Exercise brief >> Search the data for the string "this" and extract every line where it appears.

## BEGIN

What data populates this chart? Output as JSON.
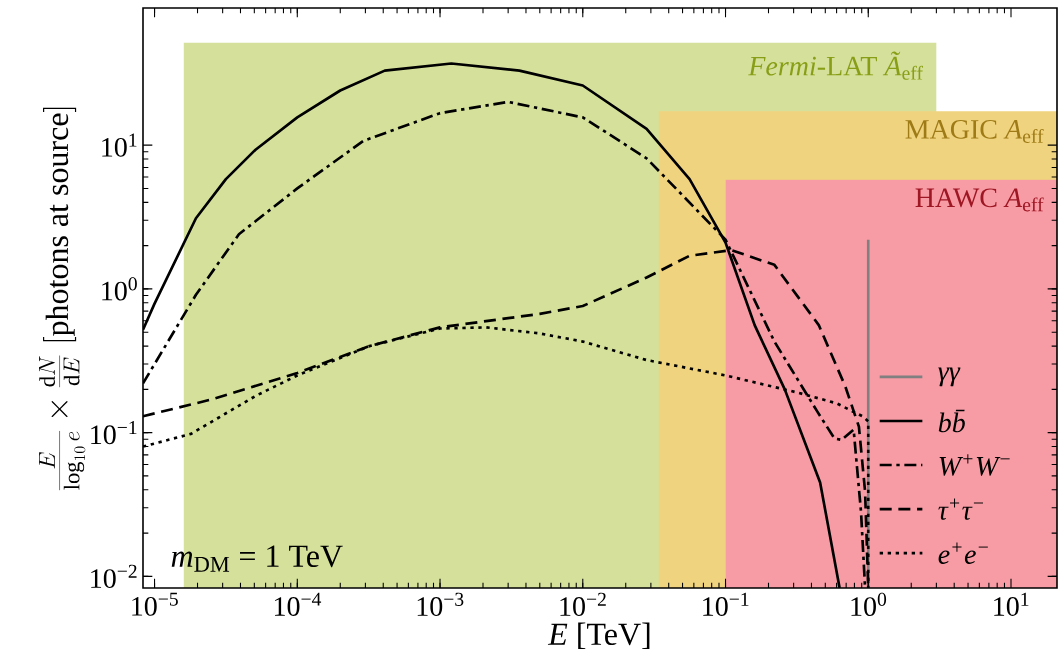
{
  "chart_data": {
    "type": "line",
    "xlabel": "*E* [TeV]",
    "ylabel": "\\frac{E}{\\log_{10} e}\\times\\frac{\\mathrm{d}N}{\\mathrm{d}E}\\;[\\mathrm{photons\\ at\\ source}]",
    "log": "xy",
    "xlim": [
      8.3e-06,
      21
    ],
    "ylim": [
      0.0083,
      90
    ],
    "xticks": [
      {
        "value": 1e-05,
        "label": "10$^{−5}$"
      },
      {
        "value": 0.0001,
        "label": "10$^{−4}$"
      },
      {
        "value": 0.001,
        "label": "10$^{−3}$"
      },
      {
        "value": 0.01,
        "label": "10$^{−2}$"
      },
      {
        "value": 0.1,
        "label": "10$^{−1}$"
      },
      {
        "value": 1,
        "label": "10$^{0}$"
      },
      {
        "value": 10,
        "label": "10$^{1}$"
      }
    ],
    "yticks": [
      {
        "value": 0.01,
        "label": "10$^{−2}$"
      },
      {
        "value": 0.1,
        "label": "10$^{−1}$"
      },
      {
        "value": 1,
        "label": "10$^{0}$"
      },
      {
        "value": 10,
        "label": "10$^{1}$"
      }
    ],
    "legend": "bottom right",
    "annotations": [
      "*m*$_{DM}$ = 1 TeV"
    ],
    "bands": [
      {
        "axis": "x",
        "from": 1.6e-05,
        "to": 3,
        "label": "*Fermi*-LAT *Ã*$_{eff}$",
        "color": "#d5e09a"
      },
      {
        "axis": "x",
        "from": 0.034,
        "to": 21,
        "label": "MAGIC *A*$_{eff}$",
        "color": "#f0d37e"
      },
      {
        "axis": "x",
        "from": 0.1,
        "to": 21,
        "label": "HAWC *A*$_{eff}$",
        "color": "#f79ba4"
      }
    ],
    "series": [
      {
        "name": "γγ",
        "color": "#808080",
        "line_style": "solid",
        "x": [
          1,
          1
        ],
        "values": [
          0.0083,
          2.2
        ]
      },
      {
        "name": "bb̄",
        "color": "#000000",
        "line_style": "solid",
        "x": [
          8.3e-06,
          1e-05,
          1.95e-05,
          3.16e-05,
          5.1e-05,
          0.0001,
          0.0002,
          0.00041,
          0.0012,
          0.0036,
          0.01,
          0.028,
          0.056,
          0.1,
          0.16,
          0.26,
          0.46,
          0.63
        ],
        "values": [
          0.52,
          0.79,
          3.1,
          5.8,
          9.3,
          15.6,
          24,
          33,
          37,
          33,
          26,
          13,
          5.8,
          2.1,
          0.56,
          0.2,
          0.045,
          0.0083
        ]
      },
      {
        "name": "W$^{+}$W$^{−}$",
        "color": "#000000",
        "line_style": "dashdot",
        "x": [
          8.3e-06,
          1e-05,
          1.95e-05,
          3.9e-05,
          0.0001,
          0.00029,
          0.001,
          0.003,
          0.01,
          0.028,
          0.1,
          0.22,
          0.44,
          0.58,
          0.65,
          0.79,
          0.89,
          0.95
        ],
        "values": [
          0.22,
          0.3,
          0.91,
          2.4,
          5.0,
          10.7,
          16.7,
          20,
          15.6,
          8.1,
          2.2,
          0.43,
          0.14,
          0.091,
          0.089,
          0.105,
          0.028,
          0.0083
        ]
      },
      {
        "name": "τ$^{+}$τ$^{−}$",
        "color": "#000000",
        "line_style": "dashed",
        "x": [
          8.3e-06,
          2.5e-05,
          0.0001,
          0.00032,
          0.001,
          0.005,
          0.01,
          0.028,
          0.056,
          0.11,
          0.22,
          0.45,
          0.69,
          0.86,
          0.95,
          1
        ],
        "values": [
          0.13,
          0.17,
          0.26,
          0.4,
          0.54,
          0.67,
          0.76,
          1.2,
          1.7,
          1.86,
          1.47,
          0.56,
          0.21,
          0.11,
          0.039,
          0.0083
        ]
      },
      {
        "name": "e$^{+}$e$^{−}$",
        "color": "#000000",
        "line_style": "dotted",
        "x": [
          8.3e-06,
          1.8e-05,
          5.1e-05,
          0.0001,
          0.00032,
          0.001,
          0.0021,
          0.005,
          0.01,
          0.028,
          0.1,
          0.32,
          0.6,
          0.91,
          1,
          1
        ],
        "values": [
          0.08,
          0.098,
          0.18,
          0.25,
          0.4,
          0.53,
          0.54,
          0.49,
          0.43,
          0.32,
          0.25,
          0.19,
          0.16,
          0.13,
          0.12,
          0.0083
        ]
      }
    ]
  }
}
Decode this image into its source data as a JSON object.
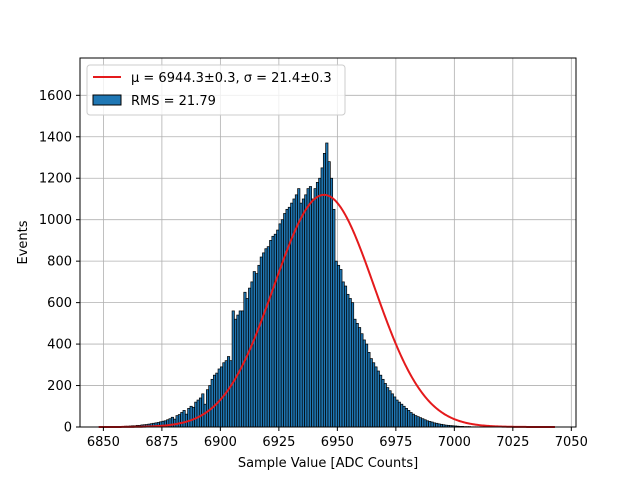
{
  "chart_data": {
    "type": "bar",
    "title": "",
    "xlabel": "Sample Value [ADC Counts]",
    "ylabel": "Events",
    "xlim": [
      6840,
      6052
    ],
    "ylim": [
      0,
      1780
    ],
    "xticks": [
      6850,
      6875,
      6900,
      6925,
      6950,
      6975,
      7000,
      7025,
      7050
    ],
    "yticks": [
      0,
      200,
      400,
      600,
      800,
      1000,
      1200,
      1400,
      1600
    ],
    "grid": true,
    "legend_position": "top-left",
    "bin_width": 1,
    "bins_start": 6848,
    "series": [
      {
        "name": "RMS = 21.79",
        "kind": "histogram",
        "color": "#1f77b4",
        "edgecolor": "#000000",
        "values": [
          1,
          0,
          1,
          2,
          1,
          2,
          1,
          3,
          2,
          3,
          3,
          4,
          4,
          5,
          6,
          6,
          8,
          8,
          10,
          11,
          12,
          14,
          16,
          18,
          20,
          22,
          25,
          28,
          30,
          35,
          40,
          47,
          38,
          55,
          60,
          70,
          80,
          62,
          90,
          100,
          95,
          120,
          130,
          140,
          160,
          110,
          180,
          200,
          230,
          250,
          260,
          280,
          290,
          310,
          320,
          340,
          320,
          560,
          520,
          540,
          560,
          560,
          650,
          620,
          670,
          700,
          750,
          740,
          780,
          820,
          840,
          860,
          870,
          900,
          920,
          930,
          950,
          980,
          1000,
          1030,
          1050,
          1060,
          1080,
          1100,
          1120,
          1150,
          1080,
          1100,
          1120,
          1150,
          1160,
          1100,
          1150,
          1180,
          1200,
          1250,
          1320,
          1370,
          1280,
          1200,
          1050,
          800,
          780,
          760,
          700,
          680,
          640,
          620,
          600,
          520,
          500,
          480,
          450,
          420,
          400,
          360,
          330,
          310,
          290,
          270,
          250,
          230,
          210,
          190,
          175,
          160,
          145,
          130,
          120,
          110,
          100,
          90,
          80,
          70,
          62,
          55,
          50,
          45,
          40,
          35,
          30,
          27,
          24,
          20,
          18,
          15,
          13,
          11,
          9,
          8,
          7,
          6,
          5,
          4,
          3,
          3,
          2,
          2,
          2,
          1,
          1,
          1,
          1,
          0,
          1,
          0,
          0,
          1,
          0,
          0,
          0,
          0,
          0,
          0,
          0,
          0,
          0,
          0,
          0,
          0,
          0,
          0,
          0,
          0,
          0,
          0,
          0
        ]
      },
      {
        "name": "μ = 6944.3±0.3, σ = 21.4±0.3",
        "kind": "gaussian-fit",
        "color": "#e41a1c",
        "mu": 6944.3,
        "sigma": 21.4,
        "amplitude": 1120,
        "x_range": [
          6848,
          7043
        ]
      }
    ],
    "legend": {
      "fit_label": "μ = 6944.3±0.3, σ = 21.4±0.3",
      "hist_label": "RMS = 21.79"
    }
  }
}
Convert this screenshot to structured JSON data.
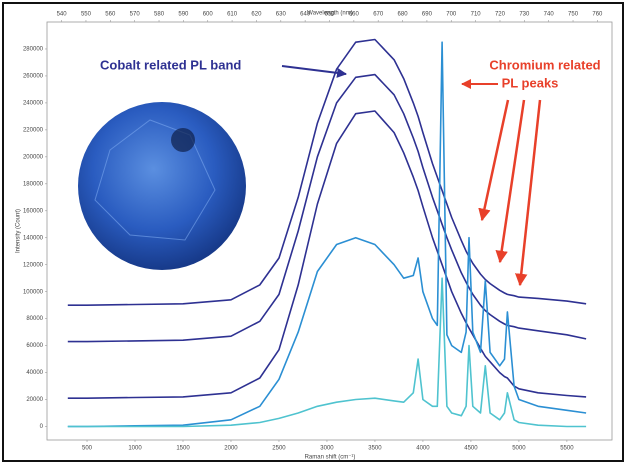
{
  "chart_data": {
    "type": "line",
    "title_top": "Wavelength (nm)",
    "xlabel": "Raman shift (cm⁻¹)",
    "ylabel": "Intensity (Count)",
    "annotations": [
      "Cobalt related PL band",
      "Chromium related",
      "PL peaks"
    ],
    "x": [
      300,
      500,
      1000,
      1500,
      2000,
      2300,
      2500,
      2700,
      2900,
      3100,
      3300,
      3500,
      3700,
      3800,
      3900,
      3950,
      4000,
      4100,
      4150,
      4200,
      4250,
      4300,
      4400,
      4450,
      4480,
      4520,
      4600,
      4650,
      4700,
      4800,
      4850,
      4880,
      4950,
      5000,
      5200,
      5500,
      5700
    ],
    "xlim": [
      83,
      5970
    ],
    "xticks": [
      500,
      1000,
      1500,
      2000,
      2500,
      3000,
      3500,
      4000,
      4500,
      5000,
      5500
    ],
    "x2lim": [
      534,
      766
    ],
    "x2ticks": [
      540,
      550,
      560,
      570,
      580,
      590,
      600,
      610,
      620,
      630,
      640,
      650,
      660,
      670,
      680,
      690,
      700,
      710,
      720,
      730,
      740,
      750,
      760
    ],
    "ylim": [
      -10000,
      300000
    ],
    "yticks": [
      0,
      20000,
      40000,
      60000,
      80000,
      100000,
      120000,
      140000,
      160000,
      180000,
      200000,
      220000,
      240000,
      260000,
      280000
    ],
    "series": [
      {
        "color": "#2e3192",
        "values": [
          90000,
          90000,
          90500,
          91000,
          94000,
          105000,
          125000,
          170000,
          225000,
          265000,
          285000,
          287000,
          272000,
          258000,
          240000,
          230000,
          218000,
          195000,
          185000,
          175000,
          165000,
          155000,
          138000,
          130000,
          126000,
          121000,
          113000,
          109000,
          106000,
          101000,
          99000,
          98000,
          97000,
          96000,
          95000,
          93000,
          91000
        ]
      },
      {
        "color": "#2e3192",
        "values": [
          63000,
          63000,
          63500,
          64000,
          67000,
          78000,
          98000,
          145000,
          200000,
          240000,
          259000,
          261000,
          246000,
          232000,
          214000,
          204000,
          192000,
          170000,
          160000,
          150000,
          140000,
          131000,
          114000,
          107000,
          103000,
          98000,
          90000,
          86000,
          83000,
          78000,
          76000,
          75000,
          74000,
          73000,
          71000,
          68000,
          65000
        ]
      },
      {
        "color": "#2e3192",
        "values": [
          21000,
          21000,
          21500,
          22000,
          25000,
          36000,
          57000,
          105000,
          165000,
          210000,
          232000,
          234000,
          218000,
          203000,
          185000,
          175000,
          163000,
          140000,
          130000,
          120000,
          110000,
          100000,
          84000,
          77000,
          73000,
          68000,
          58000,
          52000,
          48000,
          40000,
          37000,
          36000,
          30000,
          28000,
          25000,
          23000,
          22000
        ]
      },
      {
        "color": "#2b8fd3",
        "values": [
          0,
          0,
          500,
          1000,
          5000,
          15000,
          35000,
          70000,
          115000,
          135000,
          140000,
          135000,
          120000,
          110000,
          112000,
          125000,
          100000,
          80000,
          75000,
          285000,
          68000,
          60000,
          55000,
          70000,
          140000,
          70000,
          55000,
          108000,
          55000,
          45000,
          50000,
          85000,
          30000,
          20000,
          15000,
          12000,
          10000
        ]
      },
      {
        "color": "#4fc3cf",
        "values": [
          0,
          0,
          0,
          0,
          1000,
          3000,
          6000,
          10000,
          15000,
          18000,
          20000,
          21000,
          19000,
          18000,
          25000,
          50000,
          20000,
          15000,
          15000,
          110000,
          15000,
          10000,
          8000,
          15000,
          60000,
          15000,
          10000,
          45000,
          10000,
          5000,
          10000,
          25000,
          5000,
          3000,
          1000,
          0,
          0
        ]
      }
    ]
  }
}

## END

Exercise output >>
What data populates this chart? Output as JSON.
Decode this image into its source data as a JSON object.
Convert this screenshot to structured JSON data.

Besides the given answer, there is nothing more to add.